## EXERCISE OBJECTIVE:
Below is a listing; write it out exactly and drop any images from it.
* Start RECORDS FOR THIS EXERCISE *
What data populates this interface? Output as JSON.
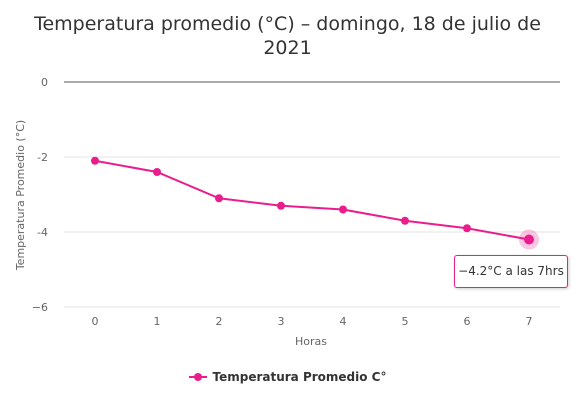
{
  "chart_data": {
    "type": "line",
    "title": "Temperatura promedio (°C) – domingo, 18 de julio de 2021",
    "xlabel": "Horas",
    "ylabel": "Temperatura Promedio (°C)",
    "categories": [
      "0",
      "1",
      "2",
      "3",
      "4",
      "5",
      "6",
      "7"
    ],
    "ylim": [
      -6,
      0
    ],
    "yticks": [
      0,
      -2,
      -4,
      -6
    ],
    "yticklabels": [
      "0",
      "-2",
      "-4",
      "−6"
    ],
    "grid": true,
    "legend": "bottom-center",
    "series": [
      {
        "name": "Temperatura Promedio C°",
        "color": "#e91e8c",
        "values": [
          -2.1,
          -2.4,
          -3.1,
          -3.3,
          -3.4,
          -3.7,
          -3.9,
          -4.2
        ]
      }
    ],
    "highlight_index": 7,
    "tooltip": "−4.2°C a las 7hrs"
  }
}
* End RECORDS FOR THIS EXERCISE *
## RESPONSE:
What data populates this interface? Output as JSON.
{
  "chart_data": {
    "type": "line",
    "title": "Temperatura promedio (°C) – domingo, 18 de julio de 2021",
    "xlabel": "Horas",
    "ylabel": "Temperatura Promedio (°C)",
    "categories": [
      "0",
      "1",
      "2",
      "3",
      "4",
      "5",
      "6",
      "7"
    ],
    "ylim": [
      -6,
      0
    ],
    "yticks": [
      0,
      -2,
      -4,
      -6
    ],
    "yticklabels": [
      "0",
      "-2",
      "-4",
      "−6"
    ],
    "grid": true,
    "legend": "bottom-center",
    "series": [
      {
        "name": "Temperatura Promedio C°",
        "color": "#e91e8c",
        "values": [
          -2.1,
          -2.4,
          -3.1,
          -3.3,
          -3.4,
          -3.7,
          -3.9,
          -4.2
        ]
      }
    ],
    "highlight_index": 7,
    "tooltip": "−4.2°C a las 7hrs"
  }
}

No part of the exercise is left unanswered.